Chart and figure data

## Begin

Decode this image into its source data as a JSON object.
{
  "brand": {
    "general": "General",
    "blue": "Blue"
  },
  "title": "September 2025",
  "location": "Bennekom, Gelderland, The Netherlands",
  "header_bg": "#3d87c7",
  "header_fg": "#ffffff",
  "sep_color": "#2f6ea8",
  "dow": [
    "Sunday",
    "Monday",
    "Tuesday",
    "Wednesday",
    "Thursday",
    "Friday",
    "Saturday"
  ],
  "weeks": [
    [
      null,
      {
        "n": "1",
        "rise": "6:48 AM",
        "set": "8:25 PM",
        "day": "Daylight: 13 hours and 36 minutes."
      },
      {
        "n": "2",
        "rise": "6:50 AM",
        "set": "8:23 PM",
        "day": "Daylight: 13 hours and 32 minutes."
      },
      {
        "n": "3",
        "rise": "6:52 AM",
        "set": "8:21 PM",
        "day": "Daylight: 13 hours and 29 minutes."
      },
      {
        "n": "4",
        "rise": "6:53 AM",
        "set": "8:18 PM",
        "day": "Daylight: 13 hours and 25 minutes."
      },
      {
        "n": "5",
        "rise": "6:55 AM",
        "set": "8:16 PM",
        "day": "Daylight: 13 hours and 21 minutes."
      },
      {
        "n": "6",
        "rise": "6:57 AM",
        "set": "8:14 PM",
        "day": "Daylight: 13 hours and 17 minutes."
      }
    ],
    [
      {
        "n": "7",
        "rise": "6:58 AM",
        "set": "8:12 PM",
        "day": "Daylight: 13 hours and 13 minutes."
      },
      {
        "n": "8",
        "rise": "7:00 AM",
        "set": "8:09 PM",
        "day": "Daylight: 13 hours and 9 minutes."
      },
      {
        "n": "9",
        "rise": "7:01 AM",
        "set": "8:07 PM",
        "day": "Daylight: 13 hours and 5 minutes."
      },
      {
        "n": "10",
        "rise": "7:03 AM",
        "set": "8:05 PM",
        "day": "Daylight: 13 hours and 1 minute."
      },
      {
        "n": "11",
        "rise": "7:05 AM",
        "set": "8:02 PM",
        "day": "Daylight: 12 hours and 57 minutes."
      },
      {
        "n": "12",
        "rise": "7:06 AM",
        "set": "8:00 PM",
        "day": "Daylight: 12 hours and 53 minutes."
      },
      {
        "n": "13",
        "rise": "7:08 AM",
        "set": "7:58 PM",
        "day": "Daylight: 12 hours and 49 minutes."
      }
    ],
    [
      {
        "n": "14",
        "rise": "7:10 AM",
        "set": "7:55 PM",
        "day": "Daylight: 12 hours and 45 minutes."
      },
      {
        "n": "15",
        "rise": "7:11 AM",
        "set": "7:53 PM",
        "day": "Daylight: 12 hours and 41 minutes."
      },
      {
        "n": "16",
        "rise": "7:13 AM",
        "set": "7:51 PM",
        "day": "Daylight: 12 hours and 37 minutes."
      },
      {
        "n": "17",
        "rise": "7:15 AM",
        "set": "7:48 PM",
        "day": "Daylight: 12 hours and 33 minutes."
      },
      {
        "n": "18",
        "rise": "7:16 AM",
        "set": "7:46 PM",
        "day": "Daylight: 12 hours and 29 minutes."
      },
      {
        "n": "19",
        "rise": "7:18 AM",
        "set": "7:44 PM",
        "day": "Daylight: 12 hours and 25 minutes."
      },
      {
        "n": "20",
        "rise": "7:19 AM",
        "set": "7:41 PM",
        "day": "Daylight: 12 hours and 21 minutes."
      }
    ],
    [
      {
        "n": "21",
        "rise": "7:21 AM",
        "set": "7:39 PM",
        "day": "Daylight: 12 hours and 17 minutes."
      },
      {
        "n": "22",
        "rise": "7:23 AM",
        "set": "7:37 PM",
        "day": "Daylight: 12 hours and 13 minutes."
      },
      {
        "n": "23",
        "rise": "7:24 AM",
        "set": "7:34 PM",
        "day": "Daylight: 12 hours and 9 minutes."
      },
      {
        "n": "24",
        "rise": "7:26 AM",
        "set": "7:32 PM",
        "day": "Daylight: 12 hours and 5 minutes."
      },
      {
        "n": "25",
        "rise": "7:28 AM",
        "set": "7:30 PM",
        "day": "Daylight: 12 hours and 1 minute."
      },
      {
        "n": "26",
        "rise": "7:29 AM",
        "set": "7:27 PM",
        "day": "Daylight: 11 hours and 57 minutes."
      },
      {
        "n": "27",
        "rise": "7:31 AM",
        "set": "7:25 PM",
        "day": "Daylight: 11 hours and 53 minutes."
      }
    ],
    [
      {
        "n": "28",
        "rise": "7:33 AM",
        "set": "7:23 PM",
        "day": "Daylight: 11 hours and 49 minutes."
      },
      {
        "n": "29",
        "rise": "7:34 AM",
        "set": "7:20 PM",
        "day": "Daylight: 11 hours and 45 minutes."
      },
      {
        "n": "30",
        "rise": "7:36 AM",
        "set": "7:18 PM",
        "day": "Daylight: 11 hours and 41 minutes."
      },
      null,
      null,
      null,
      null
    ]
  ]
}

## End

**Task details**
Quote all the records. Keep every word exact.

**Solved exercise**
Decode this image into its source data as a JSON object.
{
  "brand": {
    "general": "General",
    "blue": "Blue"
  },
  "title": "September 2025",
  "location": "Bennekom, Gelderland, The Netherlands",
  "header_bg": "#3d87c7",
  "header_fg": "#ffffff",
  "sep_color": "#2f6ea8",
  "dow": [
    "Sunday",
    "Monday",
    "Tuesday",
    "Wednesday",
    "Thursday",
    "Friday",
    "Saturday"
  ],
  "weeks": [
    [
      null,
      {
        "n": "1",
        "rise": "6:48 AM",
        "set": "8:25 PM",
        "day": "Daylight: 13 hours and 36 minutes."
      },
      {
        "n": "2",
        "rise": "6:50 AM",
        "set": "8:23 PM",
        "day": "Daylight: 13 hours and 32 minutes."
      },
      {
        "n": "3",
        "rise": "6:52 AM",
        "set": "8:21 PM",
        "day": "Daylight: 13 hours and 29 minutes."
      },
      {
        "n": "4",
        "rise": "6:53 AM",
        "set": "8:18 PM",
        "day": "Daylight: 13 hours and 25 minutes."
      },
      {
        "n": "5",
        "rise": "6:55 AM",
        "set": "8:16 PM",
        "day": "Daylight: 13 hours and 21 minutes."
      },
      {
        "n": "6",
        "rise": "6:57 AM",
        "set": "8:14 PM",
        "day": "Daylight: 13 hours and 17 minutes."
      }
    ],
    [
      {
        "n": "7",
        "rise": "6:58 AM",
        "set": "8:12 PM",
        "day": "Daylight: 13 hours and 13 minutes."
      },
      {
        "n": "8",
        "rise": "7:00 AM",
        "set": "8:09 PM",
        "day": "Daylight: 13 hours and 9 minutes."
      },
      {
        "n": "9",
        "rise": "7:01 AM",
        "set": "8:07 PM",
        "day": "Daylight: 13 hours and 5 minutes."
      },
      {
        "n": "10",
        "rise": "7:03 AM",
        "set": "8:05 PM",
        "day": "Daylight: 13 hours and 1 minute."
      },
      {
        "n": "11",
        "rise": "7:05 AM",
        "set": "8:02 PM",
        "day": "Daylight: 12 hours and 57 minutes."
      },
      {
        "n": "12",
        "rise": "7:06 AM",
        "set": "8:00 PM",
        "day": "Daylight: 12 hours and 53 minutes."
      },
      {
        "n": "13",
        "rise": "7:08 AM",
        "set": "7:58 PM",
        "day": "Daylight: 12 hours and 49 minutes."
      }
    ],
    [
      {
        "n": "14",
        "rise": "7:10 AM",
        "set": "7:55 PM",
        "day": "Daylight: 12 hours and 45 minutes."
      },
      {
        "n": "15",
        "rise": "7:11 AM",
        "set": "7:53 PM",
        "day": "Daylight: 12 hours and 41 minutes."
      },
      {
        "n": "16",
        "rise": "7:13 AM",
        "set": "7:51 PM",
        "day": "Daylight: 12 hours and 37 minutes."
      },
      {
        "n": "17",
        "rise": "7:15 AM",
        "set": "7:48 PM",
        "day": "Daylight: 12 hours and 33 minutes."
      },
      {
        "n": "18",
        "rise": "7:16 AM",
        "set": "7:46 PM",
        "day": "Daylight: 12 hours and 29 minutes."
      },
      {
        "n": "19",
        "rise": "7:18 AM",
        "set": "7:44 PM",
        "day": "Daylight: 12 hours and 25 minutes."
      },
      {
        "n": "20",
        "rise": "7:19 AM",
        "set": "7:41 PM",
        "day": "Daylight: 12 hours and 21 minutes."
      }
    ],
    [
      {
        "n": "21",
        "rise": "7:21 AM",
        "set": "7:39 PM",
        "day": "Daylight: 12 hours and 17 minutes."
      },
      {
        "n": "22",
        "rise": "7:23 AM",
        "set": "7:37 PM",
        "day": "Daylight: 12 hours and 13 minutes."
      },
      {
        "n": "23",
        "rise": "7:24 AM",
        "set": "7:34 PM",
        "day": "Daylight: 12 hours and 9 minutes."
      },
      {
        "n": "24",
        "rise": "7:26 AM",
        "set": "7:32 PM",
        "day": "Daylight: 12 hours and 5 minutes."
      },
      {
        "n": "25",
        "rise": "7:28 AM",
        "set": "7:30 PM",
        "day": "Daylight: 12 hours and 1 minute."
      },
      {
        "n": "26",
        "rise": "7:29 AM",
        "set": "7:27 PM",
        "day": "Daylight: 11 hours and 57 minutes."
      },
      {
        "n": "27",
        "rise": "7:31 AM",
        "set": "7:25 PM",
        "day": "Daylight: 11 hours and 53 minutes."
      }
    ],
    [
      {
        "n": "28",
        "rise": "7:33 AM",
        "set": "7:23 PM",
        "day": "Daylight: 11 hours and 49 minutes."
      },
      {
        "n": "29",
        "rise": "7:34 AM",
        "set": "7:20 PM",
        "day": "Daylight: 11 hours and 45 minutes."
      },
      {
        "n": "30",
        "rise": "7:36 AM",
        "set": "7:18 PM",
        "day": "Daylight: 11 hours and 41 minutes."
      },
      null,
      null,
      null,
      null
    ]
  ]
}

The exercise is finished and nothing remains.